▶ **SHORT TASK**
Copy the entries below line for line, leaving every character as it is.
===== DATA LINES =====
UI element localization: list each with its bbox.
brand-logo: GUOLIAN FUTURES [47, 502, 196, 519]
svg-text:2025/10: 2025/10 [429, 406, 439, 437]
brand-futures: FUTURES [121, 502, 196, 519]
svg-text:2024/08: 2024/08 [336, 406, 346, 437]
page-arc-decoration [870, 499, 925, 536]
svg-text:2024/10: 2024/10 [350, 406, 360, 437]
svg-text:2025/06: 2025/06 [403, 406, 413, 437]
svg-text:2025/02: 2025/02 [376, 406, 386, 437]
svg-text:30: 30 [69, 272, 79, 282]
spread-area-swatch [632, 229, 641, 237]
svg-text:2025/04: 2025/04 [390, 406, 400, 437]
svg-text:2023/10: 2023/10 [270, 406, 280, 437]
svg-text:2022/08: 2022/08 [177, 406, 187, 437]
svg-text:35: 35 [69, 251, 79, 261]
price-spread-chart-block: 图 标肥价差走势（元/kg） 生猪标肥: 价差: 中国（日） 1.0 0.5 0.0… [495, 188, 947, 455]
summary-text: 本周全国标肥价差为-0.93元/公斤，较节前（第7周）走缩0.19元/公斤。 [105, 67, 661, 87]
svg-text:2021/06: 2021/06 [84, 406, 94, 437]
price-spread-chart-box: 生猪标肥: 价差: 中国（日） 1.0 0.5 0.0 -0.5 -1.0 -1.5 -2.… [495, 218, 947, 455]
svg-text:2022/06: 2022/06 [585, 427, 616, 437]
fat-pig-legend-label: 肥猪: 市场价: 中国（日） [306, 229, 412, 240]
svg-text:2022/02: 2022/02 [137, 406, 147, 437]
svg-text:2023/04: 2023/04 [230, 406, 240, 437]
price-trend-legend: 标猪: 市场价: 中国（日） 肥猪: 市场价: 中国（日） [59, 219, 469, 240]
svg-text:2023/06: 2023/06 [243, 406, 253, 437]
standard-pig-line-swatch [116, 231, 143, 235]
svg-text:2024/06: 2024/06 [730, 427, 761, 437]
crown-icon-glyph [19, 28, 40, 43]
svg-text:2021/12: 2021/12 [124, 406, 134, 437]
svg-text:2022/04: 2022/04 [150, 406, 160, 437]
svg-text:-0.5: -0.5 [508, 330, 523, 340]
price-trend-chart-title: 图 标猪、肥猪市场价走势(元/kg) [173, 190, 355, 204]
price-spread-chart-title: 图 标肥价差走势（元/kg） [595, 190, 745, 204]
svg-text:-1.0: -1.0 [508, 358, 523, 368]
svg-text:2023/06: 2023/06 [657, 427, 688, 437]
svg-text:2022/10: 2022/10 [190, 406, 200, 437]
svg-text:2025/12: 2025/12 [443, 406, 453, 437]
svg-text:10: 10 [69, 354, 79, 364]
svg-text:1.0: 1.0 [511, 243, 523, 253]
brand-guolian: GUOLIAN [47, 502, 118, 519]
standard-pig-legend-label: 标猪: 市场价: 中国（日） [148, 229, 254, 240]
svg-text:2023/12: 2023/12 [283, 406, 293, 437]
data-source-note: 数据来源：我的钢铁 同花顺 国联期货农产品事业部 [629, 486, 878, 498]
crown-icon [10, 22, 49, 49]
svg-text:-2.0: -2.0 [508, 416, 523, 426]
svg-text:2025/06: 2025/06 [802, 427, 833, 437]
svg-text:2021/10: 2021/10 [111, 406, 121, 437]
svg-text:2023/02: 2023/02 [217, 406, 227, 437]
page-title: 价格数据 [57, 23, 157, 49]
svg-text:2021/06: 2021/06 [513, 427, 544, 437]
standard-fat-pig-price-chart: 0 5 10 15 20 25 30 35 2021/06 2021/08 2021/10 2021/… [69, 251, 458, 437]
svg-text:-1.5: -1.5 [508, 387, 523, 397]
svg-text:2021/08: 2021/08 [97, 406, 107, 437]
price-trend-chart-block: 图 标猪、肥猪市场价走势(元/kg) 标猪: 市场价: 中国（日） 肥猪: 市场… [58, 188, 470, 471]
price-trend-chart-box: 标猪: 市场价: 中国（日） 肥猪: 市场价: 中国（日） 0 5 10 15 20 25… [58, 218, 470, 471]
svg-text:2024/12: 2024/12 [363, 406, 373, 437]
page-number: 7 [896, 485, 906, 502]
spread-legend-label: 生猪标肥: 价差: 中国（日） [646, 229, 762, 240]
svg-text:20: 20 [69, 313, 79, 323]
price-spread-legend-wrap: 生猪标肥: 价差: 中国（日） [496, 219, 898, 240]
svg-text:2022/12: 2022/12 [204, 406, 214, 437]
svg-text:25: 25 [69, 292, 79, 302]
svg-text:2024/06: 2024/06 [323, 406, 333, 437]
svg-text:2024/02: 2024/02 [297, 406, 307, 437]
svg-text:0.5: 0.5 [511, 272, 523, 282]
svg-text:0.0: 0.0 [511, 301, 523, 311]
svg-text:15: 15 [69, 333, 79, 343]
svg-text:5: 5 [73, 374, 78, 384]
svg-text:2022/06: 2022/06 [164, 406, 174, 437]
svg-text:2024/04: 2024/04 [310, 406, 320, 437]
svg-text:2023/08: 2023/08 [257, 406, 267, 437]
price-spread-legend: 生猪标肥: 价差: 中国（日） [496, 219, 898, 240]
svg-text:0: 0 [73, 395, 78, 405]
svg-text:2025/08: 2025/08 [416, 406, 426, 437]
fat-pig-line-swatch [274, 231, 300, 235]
=====
▶ **TASK ANSWER**
UI element localization: list each with its bbox.
brand-logo: GUOLIAN FUTURES [47, 502, 196, 519]
svg-text:2025/10: 2025/10 [429, 406, 439, 437]
brand-futures: FUTURES [121, 502, 196, 519]
svg-text:2024/08: 2024/08 [336, 406, 346, 437]
page-arc-decoration [870, 499, 925, 536]
svg-text:2024/10: 2024/10 [350, 406, 360, 437]
svg-text:2025/06: 2025/06 [403, 406, 413, 437]
svg-text:2025/02: 2025/02 [376, 406, 386, 437]
svg-text:30: 30 [69, 272, 79, 282]
spread-area-swatch [632, 229, 641, 237]
svg-text:2025/04: 2025/04 [390, 406, 400, 437]
svg-text:2023/10: 2023/10 [270, 406, 280, 437]
svg-text:2022/08: 2022/08 [177, 406, 187, 437]
svg-text:35: 35 [69, 251, 79, 261]
price-spread-chart-block: 图 标肥价差走势（元/kg） 生猪标肥: 价差: 中国（日） 1.0 0.5 0.0… [495, 188, 947, 455]
summary-text: 本周全国标肥价差为-0.93元/公斤，较节前（第7周）走缩0.19元/公斤。 [105, 67, 661, 87]
svg-text:2021/06: 2021/06 [84, 406, 94, 437]
price-spread-chart-box: 生猪标肥: 价差: 中国（日） 1.0 0.5 0.0 -0.5 -1.0 -1.5 -2.… [495, 218, 947, 455]
svg-text:2022/06: 2022/06 [585, 427, 616, 437]
fat-pig-legend-label: 肥猪: 市场价: 中国（日） [306, 229, 412, 240]
svg-text:2022/02: 2022/02 [137, 406, 147, 437]
svg-text:2023/04: 2023/04 [230, 406, 240, 437]
price-trend-legend: 标猪: 市场价: 中国（日） 肥猪: 市场价: 中国（日） [59, 219, 469, 240]
svg-text:2023/06: 2023/06 [243, 406, 253, 437]
standard-pig-line-swatch [116, 231, 143, 235]
svg-text:2024/06: 2024/06 [730, 427, 761, 437]
crown-icon-glyph [19, 28, 40, 43]
svg-text:2021/12: 2021/12 [124, 406, 134, 437]
svg-text:2022/04: 2022/04 [150, 406, 160, 437]
svg-text:-0.5: -0.5 [508, 330, 523, 340]
price-trend-chart-title: 图 标猪、肥猪市场价走势(元/kg) [173, 190, 355, 204]
price-spread-chart-title: 图 标肥价差走势（元/kg） [595, 190, 745, 204]
svg-text:-1.0: -1.0 [508, 358, 523, 368]
svg-text:2023/06: 2023/06 [657, 427, 688, 437]
svg-text:2022/10: 2022/10 [190, 406, 200, 437]
svg-text:2025/12: 2025/12 [443, 406, 453, 437]
svg-text:10: 10 [69, 354, 79, 364]
svg-text:1.0: 1.0 [511, 243, 523, 253]
brand-guolian: GUOLIAN [47, 502, 118, 519]
standard-pig-legend-label: 标猪: 市场价: 中国（日） [148, 229, 254, 240]
svg-text:2023/12: 2023/12 [283, 406, 293, 437]
data-source-note: 数据来源：我的钢铁 同花顺 国联期货农产品事业部 [629, 486, 878, 498]
crown-icon [10, 22, 49, 49]
svg-text:-2.0: -2.0 [508, 416, 523, 426]
svg-text:2025/06: 2025/06 [802, 427, 833, 437]
svg-text:2021/10: 2021/10 [111, 406, 121, 437]
svg-text:2023/02: 2023/02 [217, 406, 227, 437]
page-title: 价格数据 [57, 23, 157, 49]
svg-text:2021/06: 2021/06 [513, 427, 544, 437]
standard-fat-pig-price-chart: 0 5 10 15 20 25 30 35 2021/06 2021/08 2021/10 2021/… [69, 251, 458, 437]
svg-text:-1.5: -1.5 [508, 387, 523, 397]
svg-text:2021/08: 2021/08 [97, 406, 107, 437]
price-trend-chart-block: 图 标猪、肥猪市场价走势(元/kg) 标猪: 市场价: 中国（日） 肥猪: 市场… [58, 188, 470, 471]
price-trend-chart-box: 标猪: 市场价: 中国（日） 肥猪: 市场价: 中国（日） 0 5 10 15 20 25… [58, 218, 470, 471]
svg-text:2024/12: 2024/12 [363, 406, 373, 437]
page-number: 7 [896, 485, 906, 502]
spread-legend-label: 生猪标肥: 价差: 中国（日） [646, 229, 762, 240]
svg-text:20: 20 [69, 313, 79, 323]
price-spread-legend-wrap: 生猪标肥: 价差: 中国（日） [496, 219, 898, 240]
svg-text:2022/12: 2022/12 [204, 406, 214, 437]
svg-text:25: 25 [69, 292, 79, 302]
svg-text:2024/06: 2024/06 [323, 406, 333, 437]
svg-text:2024/02: 2024/02 [297, 406, 307, 437]
svg-text:0.5: 0.5 [511, 272, 523, 282]
svg-text:0.0: 0.0 [511, 301, 523, 311]
svg-text:15: 15 [69, 333, 79, 343]
svg-text:5: 5 [73, 374, 78, 384]
svg-text:2022/06: 2022/06 [164, 406, 174, 437]
svg-text:2024/04: 2024/04 [310, 406, 320, 437]
svg-text:2023/08: 2023/08 [257, 406, 267, 437]
price-spread-legend: 生猪标肥: 价差: 中国（日） [496, 219, 898, 240]
svg-text:0: 0 [73, 395, 78, 405]
svg-text:2025/08: 2025/08 [416, 406, 426, 437]
fat-pig-line-swatch [274, 231, 300, 235]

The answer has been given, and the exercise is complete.